[Items listed in a dataset]

↓

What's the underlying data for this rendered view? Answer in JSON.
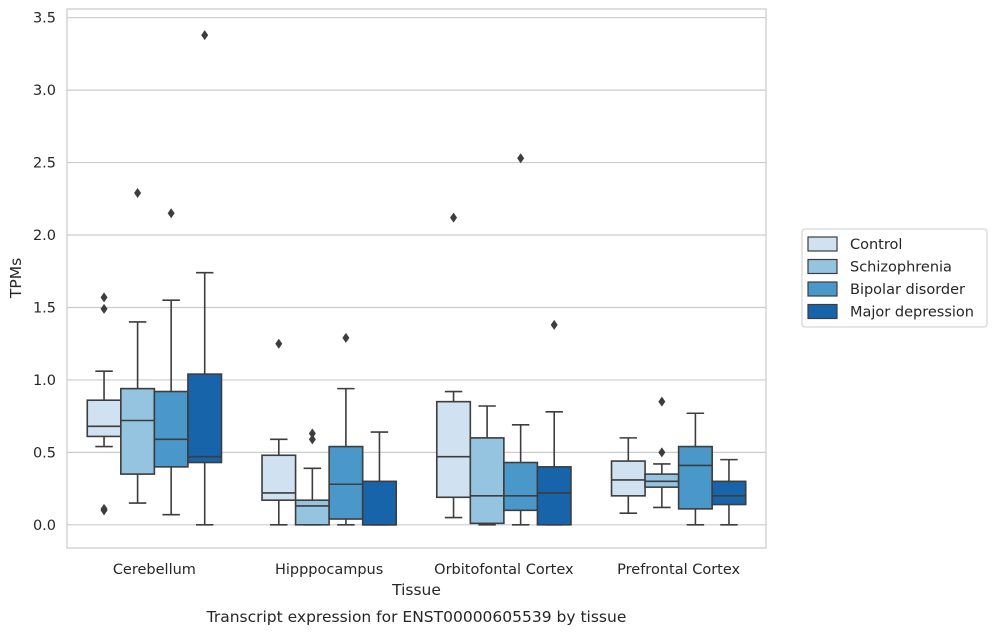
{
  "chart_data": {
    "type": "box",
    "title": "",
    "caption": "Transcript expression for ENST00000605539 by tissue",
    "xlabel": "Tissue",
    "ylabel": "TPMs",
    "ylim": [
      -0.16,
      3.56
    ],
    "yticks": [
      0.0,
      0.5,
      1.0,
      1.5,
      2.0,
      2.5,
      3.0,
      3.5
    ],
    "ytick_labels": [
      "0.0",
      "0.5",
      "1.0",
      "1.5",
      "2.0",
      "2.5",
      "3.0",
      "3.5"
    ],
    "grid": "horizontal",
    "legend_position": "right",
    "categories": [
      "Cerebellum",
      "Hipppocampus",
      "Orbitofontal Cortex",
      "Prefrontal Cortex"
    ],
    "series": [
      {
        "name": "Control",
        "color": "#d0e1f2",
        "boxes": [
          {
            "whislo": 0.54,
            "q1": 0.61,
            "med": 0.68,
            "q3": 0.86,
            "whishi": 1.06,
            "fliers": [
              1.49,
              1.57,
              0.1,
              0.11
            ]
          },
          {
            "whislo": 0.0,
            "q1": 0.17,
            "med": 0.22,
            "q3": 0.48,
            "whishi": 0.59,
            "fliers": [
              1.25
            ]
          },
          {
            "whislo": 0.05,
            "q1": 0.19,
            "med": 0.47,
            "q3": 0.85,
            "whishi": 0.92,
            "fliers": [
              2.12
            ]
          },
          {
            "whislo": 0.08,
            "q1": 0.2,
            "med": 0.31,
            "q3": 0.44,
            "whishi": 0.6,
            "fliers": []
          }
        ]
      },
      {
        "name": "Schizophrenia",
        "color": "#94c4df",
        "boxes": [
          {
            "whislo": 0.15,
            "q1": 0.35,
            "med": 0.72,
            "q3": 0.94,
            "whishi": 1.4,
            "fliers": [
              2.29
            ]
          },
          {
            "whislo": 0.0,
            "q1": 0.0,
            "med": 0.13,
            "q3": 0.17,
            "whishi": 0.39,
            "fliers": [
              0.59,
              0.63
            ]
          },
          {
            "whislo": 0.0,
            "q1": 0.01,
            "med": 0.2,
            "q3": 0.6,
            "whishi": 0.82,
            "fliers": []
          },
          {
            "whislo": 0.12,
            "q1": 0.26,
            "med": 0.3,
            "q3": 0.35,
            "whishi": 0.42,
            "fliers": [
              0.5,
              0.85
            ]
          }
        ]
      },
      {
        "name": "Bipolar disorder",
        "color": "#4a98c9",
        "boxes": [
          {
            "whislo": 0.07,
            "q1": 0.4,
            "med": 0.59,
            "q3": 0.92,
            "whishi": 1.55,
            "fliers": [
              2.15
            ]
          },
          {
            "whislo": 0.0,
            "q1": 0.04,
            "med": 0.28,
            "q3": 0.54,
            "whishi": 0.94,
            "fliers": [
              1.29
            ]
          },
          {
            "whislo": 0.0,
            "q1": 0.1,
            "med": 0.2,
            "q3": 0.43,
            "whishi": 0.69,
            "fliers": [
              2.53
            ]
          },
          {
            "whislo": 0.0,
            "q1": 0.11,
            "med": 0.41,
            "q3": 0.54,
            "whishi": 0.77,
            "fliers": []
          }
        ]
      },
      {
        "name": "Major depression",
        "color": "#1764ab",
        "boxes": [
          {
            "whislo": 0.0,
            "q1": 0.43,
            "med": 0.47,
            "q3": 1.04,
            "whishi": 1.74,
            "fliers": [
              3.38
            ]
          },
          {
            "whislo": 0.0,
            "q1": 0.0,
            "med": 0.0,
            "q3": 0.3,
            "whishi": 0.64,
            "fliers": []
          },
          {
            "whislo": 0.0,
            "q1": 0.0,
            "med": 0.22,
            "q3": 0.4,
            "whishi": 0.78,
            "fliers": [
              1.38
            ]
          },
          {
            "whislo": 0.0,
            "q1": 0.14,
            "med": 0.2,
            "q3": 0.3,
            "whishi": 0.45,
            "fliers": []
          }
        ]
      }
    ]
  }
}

↑
↓

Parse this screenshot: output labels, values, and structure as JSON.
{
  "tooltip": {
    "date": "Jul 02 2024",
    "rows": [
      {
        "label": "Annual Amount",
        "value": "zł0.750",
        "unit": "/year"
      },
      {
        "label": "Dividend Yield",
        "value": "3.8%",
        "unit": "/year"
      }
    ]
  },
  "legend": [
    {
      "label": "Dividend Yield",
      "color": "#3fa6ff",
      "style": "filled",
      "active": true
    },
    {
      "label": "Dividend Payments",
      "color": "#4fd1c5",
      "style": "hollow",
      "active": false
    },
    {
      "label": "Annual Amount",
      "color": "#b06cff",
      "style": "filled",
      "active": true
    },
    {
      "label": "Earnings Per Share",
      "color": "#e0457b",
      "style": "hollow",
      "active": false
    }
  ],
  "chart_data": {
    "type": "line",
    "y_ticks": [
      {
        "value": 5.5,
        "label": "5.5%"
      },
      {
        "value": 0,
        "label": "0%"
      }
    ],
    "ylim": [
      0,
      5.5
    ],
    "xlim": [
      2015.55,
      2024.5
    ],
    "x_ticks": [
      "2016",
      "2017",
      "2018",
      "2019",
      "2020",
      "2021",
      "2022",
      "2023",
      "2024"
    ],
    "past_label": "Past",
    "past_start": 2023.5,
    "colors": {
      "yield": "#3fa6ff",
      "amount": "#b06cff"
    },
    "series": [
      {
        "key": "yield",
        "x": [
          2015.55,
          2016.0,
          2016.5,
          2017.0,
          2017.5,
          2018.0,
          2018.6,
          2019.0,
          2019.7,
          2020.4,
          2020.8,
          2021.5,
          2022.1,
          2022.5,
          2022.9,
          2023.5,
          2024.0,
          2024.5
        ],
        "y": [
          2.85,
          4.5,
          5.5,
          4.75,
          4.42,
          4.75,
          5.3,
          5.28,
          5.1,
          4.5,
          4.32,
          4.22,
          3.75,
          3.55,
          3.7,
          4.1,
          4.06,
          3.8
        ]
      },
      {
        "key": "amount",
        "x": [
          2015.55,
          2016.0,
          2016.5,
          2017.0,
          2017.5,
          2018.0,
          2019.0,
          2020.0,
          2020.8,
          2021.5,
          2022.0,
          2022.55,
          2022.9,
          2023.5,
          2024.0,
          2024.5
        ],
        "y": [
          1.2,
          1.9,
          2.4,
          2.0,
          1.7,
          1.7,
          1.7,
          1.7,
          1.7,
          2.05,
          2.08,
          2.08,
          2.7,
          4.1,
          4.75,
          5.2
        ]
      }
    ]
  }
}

↑

> **STATED PROBLEM**
Find the word "Annual" in the entries, and copy every line it shows up in.

> **PROBLEM SOLUTION**
        "label": "Annual Amount",
      "label": "Annual Amount",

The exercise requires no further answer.